Szef chińskiego oddziału Volkswagena nie widzi pracy przymusowej w Sinciangu

Szef chińskiego oddziału Volkswagena i praca przymusowa w Sinciangu

Zlecony przez niemiecki koncern Volkswagen audyt będącego jego współwłasnością zakładu w chińskim Sinciangu „nie wykazał żadnych oznak stosowania w nim pracy przymusowej” – poinformował we wtorek koncern, cytowany przez agencję Reutera. W Sinciangu, zamieszkanym w większości przez muzułmańską mniejszość Ujgurów, obrońcy praw człowieka wielokrotnie dokumentowali nadużycia, które zdaniem ONZ mogą stanowić zbrodnie przeciwko ludzkości.

.Audyt został przeprowadzony przez niemiecką firmę Loening Human Rights & Responsible Business GmbH zajmującą się przestrzeganiem praw człowieka w międzynarodowym biznesie. Obejmował wywiady z pracownikami oraz kontrolę umów i wypłat wynagrodzeń dla 197 pracowników zakładu – powiedział dyrektor zarządzający firmy Markus Loening. „Pracownicy są opłacani powyżej średniej i mają niewiele pracy” – dodał.

„Sytuacja w Chinach i Sinciangu oraz wyzwania związane z docieraniem do prawdziwych informacji na potrzeby audytów są dobrze znane” – przekazała firma audytowa w oświadczeniu, dodając, że działania jego spółki były ograniczone do pracowników zakładu w Urumczi, będącej współwłasnością Volkswagena i chińskiej firmy SAIC Motors.

Inwestorzy Volkswagena zażądali na początku bieżącego roku, aby producent samochodów zwrócił się do SAIC o współpracę w celu przeprowadzenia niezależnego audytu warunków pracy w zakładzie w Sinciangu. Obrońcy praw człowieka wielokrotnie dokumentowali w tym regionie nadużycia, w tym stosowanie na masową skalę pracy przymusowej w obozach, które według ONZ mogą stanowić zbrodnie przeciwko ludzkości. Oprócz obrońców praw człowieka również politycy i niemiecki związek zawodowy IG Metall krytykowały Volkswagena za obecność w tym regionie.

W lutym szef chińskiego oddziału Volkswagena Ralf Brandstaetter odwiedził fabrykę w Urumczi i oświadczył, że nie widział tam oznak pracy przymusowej. Niemiecki koncern przekazał wówczas, że nie planuje wycofania się z tej fabryki.

Audyt, na który powołują się władze Volkswagena, przeprowadzony został przy udziale dwóch chińskich prawników z firmy w Shenzhen. Nazwy kancelarii ani nazwisk prawników nie podano.

Zakład w Urumczi w przeszłości montował samochody Santana, ale teraz zajmuje się tylko końcowymi instalacjami i kontrolą jakości pojazdów wyprodukowanych w innych fabrykach oraz przygotowuje je do przekazania dilerom, którzy sprzedają je w Chinach.

# Dostarczone zapisy

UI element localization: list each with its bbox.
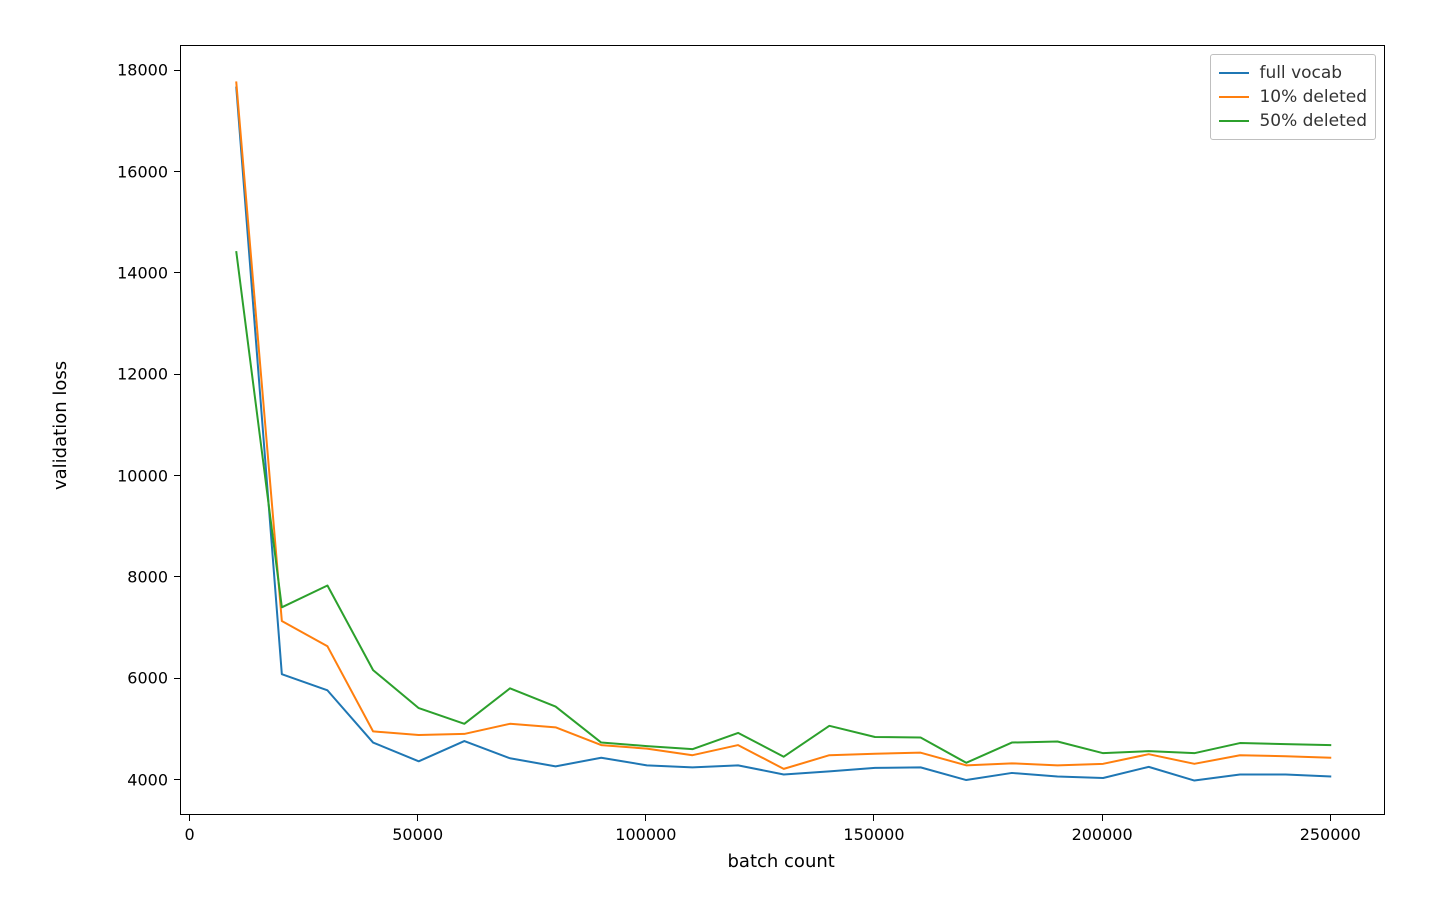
legend-swatch [1219, 120, 1249, 122]
y-tick-mark [174, 475, 180, 476]
legend-label: 10% deleted [1259, 87, 1367, 107]
x-tick-label: 100000 [615, 825, 676, 844]
x-tick-mark [1102, 815, 1103, 821]
y-tick-mark [174, 678, 180, 679]
legend-label: full vocab [1259, 63, 1342, 83]
x-tick-mark [873, 815, 874, 821]
legend-entry: 50% deleted [1219, 109, 1367, 133]
figure: full vocab 10% deleted 50% deleted validat… [0, 0, 1440, 902]
y-tick-label: 14000 [112, 263, 168, 282]
legend-entry: full vocab [1219, 61, 1367, 85]
legend-swatch [1219, 72, 1249, 74]
y-tick-mark [174, 374, 180, 375]
legend-label: 50% deleted [1259, 111, 1367, 131]
x-axis-label: batch count [728, 851, 835, 872]
y-axis-label: validation loss [50, 361, 71, 490]
x-tick-mark [645, 815, 646, 821]
series-line [236, 87, 1331, 781]
y-tick-mark [174, 70, 180, 71]
y-tick-mark [174, 171, 180, 172]
y-tick-mark [174, 272, 180, 273]
series-line [236, 81, 1331, 768]
y-tick-mark [174, 779, 180, 780]
x-tick-mark [417, 815, 418, 821]
x-tick-label: 200000 [1072, 825, 1133, 844]
x-tick-mark [1330, 815, 1331, 821]
legend: full vocab 10% deleted 50% deleted [1210, 54, 1376, 140]
y-tick-label: 12000 [112, 365, 168, 384]
series-line [236, 251, 1331, 763]
line-chart-svg [181, 46, 1386, 816]
x-tick-label: 150000 [843, 825, 904, 844]
y-tick-mark [174, 576, 180, 577]
y-tick-label: 16000 [112, 162, 168, 181]
legend-swatch [1219, 96, 1249, 98]
x-tick-label: 0 [184, 825, 194, 844]
y-tick-label: 6000 [112, 669, 168, 688]
y-tick-label: 18000 [112, 61, 168, 80]
x-tick-label: 250000 [1300, 825, 1361, 844]
x-tick-label: 50000 [392, 825, 443, 844]
y-tick-label: 8000 [112, 567, 168, 586]
legend-entry: 10% deleted [1219, 85, 1367, 109]
y-tick-label: 4000 [112, 770, 168, 789]
plot-area: full vocab 10% deleted 50% deleted [180, 45, 1385, 815]
y-tick-label: 10000 [112, 466, 168, 485]
x-tick-mark [189, 815, 190, 821]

# Lista zadań
- 1) Która firma przeprowadziła audyt zakładu w Urumczi według artykułu o Volkswagenie w Sinciangu?
- 2) Przepisz wiernie wszystkie wiersze z zapisów, linia po linii, pomijając obrazy.

# Odpowiedzi do zadań
- 1) Niemiecka firma Loening Human Rights & Responsible Business GmbH.

- 2)
UI element localization: list each with its bbox.
legend-swatch [1219, 120, 1249, 122]
y-tick-mark [174, 475, 180, 476]
legend-label: 10% deleted [1259, 87, 1367, 107]
x-tick-label: 100000 [615, 825, 676, 844]
x-tick-mark [1102, 815, 1103, 821]
y-tick-mark [174, 678, 180, 679]
legend-label: full vocab [1259, 63, 1342, 83]
x-tick-mark [873, 815, 874, 821]
legend-entry: 50% deleted [1219, 109, 1367, 133]
figure: full vocab 10% deleted 50% deleted validat… [0, 0, 1440, 902]
y-tick-label: 14000 [112, 263, 168, 282]
legend-entry: full vocab [1219, 61, 1367, 85]
legend-swatch [1219, 72, 1249, 74]
y-tick-mark [174, 374, 180, 375]
legend-label: 50% deleted [1259, 111, 1367, 131]
x-axis-label: batch count [728, 851, 835, 872]
y-axis-label: validation loss [50, 361, 71, 490]
x-tick-mark [645, 815, 646, 821]
series-line [236, 87, 1331, 781]
y-tick-mark [174, 70, 180, 71]
y-tick-mark [174, 171, 180, 172]
y-tick-mark [174, 272, 180, 273]
series-line [236, 81, 1331, 768]
y-tick-mark [174, 779, 180, 780]
x-tick-mark [417, 815, 418, 821]
x-tick-label: 200000 [1072, 825, 1133, 844]
x-tick-mark [1330, 815, 1331, 821]
legend: full vocab 10% deleted 50% deleted [1210, 54, 1376, 140]
y-tick-label: 12000 [112, 365, 168, 384]
series-line [236, 251, 1331, 763]
line-chart-svg [181, 46, 1386, 816]
x-tick-label: 150000 [843, 825, 904, 844]
y-tick-mark [174, 576, 180, 577]
y-tick-label: 16000 [112, 162, 168, 181]
legend-swatch [1219, 96, 1249, 98]
x-tick-label: 0 [184, 825, 194, 844]
y-tick-label: 6000 [112, 669, 168, 688]
y-tick-label: 18000 [112, 61, 168, 80]
x-tick-label: 250000 [1300, 825, 1361, 844]
x-tick-label: 50000 [392, 825, 443, 844]
y-tick-label: 8000 [112, 567, 168, 586]
legend-entry: 10% deleted [1219, 85, 1367, 109]
y-tick-label: 4000 [112, 770, 168, 789]
plot-area: full vocab 10% deleted 50% deleted [180, 45, 1385, 815]
y-tick-label: 10000 [112, 466, 168, 485]
x-tick-mark [189, 815, 190, 821]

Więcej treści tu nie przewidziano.